*Exercise brief:*
Identify all lines below that hold "خدمات" and collect them.

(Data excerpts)
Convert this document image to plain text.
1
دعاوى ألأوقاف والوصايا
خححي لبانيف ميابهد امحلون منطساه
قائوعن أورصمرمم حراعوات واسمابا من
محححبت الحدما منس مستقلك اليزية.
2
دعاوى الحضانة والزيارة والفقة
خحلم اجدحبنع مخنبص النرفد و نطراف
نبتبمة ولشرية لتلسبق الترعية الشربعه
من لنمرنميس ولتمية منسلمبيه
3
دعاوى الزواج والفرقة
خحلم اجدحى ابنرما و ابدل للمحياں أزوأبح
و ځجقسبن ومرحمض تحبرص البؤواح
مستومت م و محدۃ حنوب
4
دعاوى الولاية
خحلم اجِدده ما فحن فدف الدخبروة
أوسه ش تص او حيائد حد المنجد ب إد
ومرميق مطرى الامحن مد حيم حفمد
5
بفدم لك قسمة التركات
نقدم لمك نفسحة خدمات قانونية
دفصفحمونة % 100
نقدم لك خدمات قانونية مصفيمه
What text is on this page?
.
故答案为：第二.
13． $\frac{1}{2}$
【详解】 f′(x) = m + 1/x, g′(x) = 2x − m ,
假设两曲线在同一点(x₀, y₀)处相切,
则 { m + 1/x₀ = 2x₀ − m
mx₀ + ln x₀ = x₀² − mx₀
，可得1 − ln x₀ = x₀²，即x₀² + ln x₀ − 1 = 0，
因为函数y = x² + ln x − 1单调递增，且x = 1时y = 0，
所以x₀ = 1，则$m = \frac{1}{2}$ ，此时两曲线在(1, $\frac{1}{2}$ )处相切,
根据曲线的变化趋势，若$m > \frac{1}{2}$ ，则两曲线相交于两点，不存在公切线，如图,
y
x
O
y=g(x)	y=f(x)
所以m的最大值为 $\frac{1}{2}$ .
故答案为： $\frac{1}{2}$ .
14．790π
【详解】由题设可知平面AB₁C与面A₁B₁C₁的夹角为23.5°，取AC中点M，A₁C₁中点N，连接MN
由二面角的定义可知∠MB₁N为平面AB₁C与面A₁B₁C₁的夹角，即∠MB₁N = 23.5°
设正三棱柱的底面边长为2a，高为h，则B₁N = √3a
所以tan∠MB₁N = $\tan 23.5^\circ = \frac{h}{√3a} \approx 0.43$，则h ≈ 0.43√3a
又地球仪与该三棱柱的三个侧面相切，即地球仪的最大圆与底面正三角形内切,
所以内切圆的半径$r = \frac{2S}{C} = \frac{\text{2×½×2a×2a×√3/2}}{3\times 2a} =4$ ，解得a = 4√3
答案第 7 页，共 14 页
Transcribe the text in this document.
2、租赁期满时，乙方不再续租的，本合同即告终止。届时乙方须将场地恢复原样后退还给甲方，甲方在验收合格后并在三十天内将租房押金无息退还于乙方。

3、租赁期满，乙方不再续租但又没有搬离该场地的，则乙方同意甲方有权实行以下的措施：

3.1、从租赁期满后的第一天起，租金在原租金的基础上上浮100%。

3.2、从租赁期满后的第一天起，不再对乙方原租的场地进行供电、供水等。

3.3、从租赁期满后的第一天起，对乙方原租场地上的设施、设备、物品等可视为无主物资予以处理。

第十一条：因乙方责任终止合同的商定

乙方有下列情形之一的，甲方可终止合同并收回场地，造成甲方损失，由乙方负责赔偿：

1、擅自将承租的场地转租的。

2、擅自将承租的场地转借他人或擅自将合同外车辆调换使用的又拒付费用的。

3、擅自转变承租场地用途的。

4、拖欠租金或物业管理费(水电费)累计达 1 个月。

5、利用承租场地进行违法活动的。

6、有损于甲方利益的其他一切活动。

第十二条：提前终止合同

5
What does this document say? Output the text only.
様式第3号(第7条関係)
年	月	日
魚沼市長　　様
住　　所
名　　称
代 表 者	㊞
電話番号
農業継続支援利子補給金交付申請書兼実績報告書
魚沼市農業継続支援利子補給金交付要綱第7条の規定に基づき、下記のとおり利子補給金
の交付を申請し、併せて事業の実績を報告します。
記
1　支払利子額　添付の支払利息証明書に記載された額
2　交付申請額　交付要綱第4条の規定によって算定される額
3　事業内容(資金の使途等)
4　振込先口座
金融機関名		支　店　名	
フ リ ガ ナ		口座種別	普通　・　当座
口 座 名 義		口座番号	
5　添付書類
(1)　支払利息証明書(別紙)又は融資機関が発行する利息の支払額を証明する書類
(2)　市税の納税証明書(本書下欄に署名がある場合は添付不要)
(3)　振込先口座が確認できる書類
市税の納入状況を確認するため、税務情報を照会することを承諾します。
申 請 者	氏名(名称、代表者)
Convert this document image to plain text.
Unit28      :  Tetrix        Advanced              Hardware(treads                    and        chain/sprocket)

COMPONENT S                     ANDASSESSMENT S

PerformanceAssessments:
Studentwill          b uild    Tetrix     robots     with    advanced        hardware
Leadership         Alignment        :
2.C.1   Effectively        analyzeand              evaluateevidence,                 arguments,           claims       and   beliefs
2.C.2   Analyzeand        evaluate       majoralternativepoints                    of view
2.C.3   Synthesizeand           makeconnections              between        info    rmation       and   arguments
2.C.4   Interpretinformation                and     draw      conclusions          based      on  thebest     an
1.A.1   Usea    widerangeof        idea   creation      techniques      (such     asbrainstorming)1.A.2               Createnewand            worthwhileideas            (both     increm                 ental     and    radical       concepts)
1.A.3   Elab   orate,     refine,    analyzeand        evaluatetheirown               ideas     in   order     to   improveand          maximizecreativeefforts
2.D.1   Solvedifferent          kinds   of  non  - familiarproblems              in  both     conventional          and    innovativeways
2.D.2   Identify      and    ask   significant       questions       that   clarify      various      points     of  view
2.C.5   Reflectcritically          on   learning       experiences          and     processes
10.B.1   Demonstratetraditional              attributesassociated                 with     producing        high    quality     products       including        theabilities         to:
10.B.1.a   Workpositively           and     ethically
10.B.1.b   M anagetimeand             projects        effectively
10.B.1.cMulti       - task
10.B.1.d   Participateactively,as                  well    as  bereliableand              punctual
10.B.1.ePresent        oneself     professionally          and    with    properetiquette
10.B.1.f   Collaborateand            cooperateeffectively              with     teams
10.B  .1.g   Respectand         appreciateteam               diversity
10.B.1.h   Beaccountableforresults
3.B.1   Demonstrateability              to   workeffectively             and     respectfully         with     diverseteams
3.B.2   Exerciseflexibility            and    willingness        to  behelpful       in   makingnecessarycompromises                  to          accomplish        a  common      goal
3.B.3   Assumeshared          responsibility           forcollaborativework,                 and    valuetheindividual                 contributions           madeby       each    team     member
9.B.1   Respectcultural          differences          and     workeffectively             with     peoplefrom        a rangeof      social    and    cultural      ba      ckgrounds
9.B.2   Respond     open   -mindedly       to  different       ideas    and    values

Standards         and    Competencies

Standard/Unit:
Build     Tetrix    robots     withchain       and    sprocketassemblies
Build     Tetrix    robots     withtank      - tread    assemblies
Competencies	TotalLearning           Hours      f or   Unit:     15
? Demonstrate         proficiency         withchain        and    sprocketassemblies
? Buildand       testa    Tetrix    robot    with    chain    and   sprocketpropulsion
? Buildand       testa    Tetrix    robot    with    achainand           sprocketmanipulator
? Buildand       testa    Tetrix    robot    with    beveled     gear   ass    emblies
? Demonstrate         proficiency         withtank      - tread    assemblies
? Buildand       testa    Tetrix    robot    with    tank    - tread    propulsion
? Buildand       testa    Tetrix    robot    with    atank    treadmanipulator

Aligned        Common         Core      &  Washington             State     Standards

*Result of the task:*
نقدم لمك نفسحة خدمات قانونية
نقدم لك خدمات قانونية مصفيمه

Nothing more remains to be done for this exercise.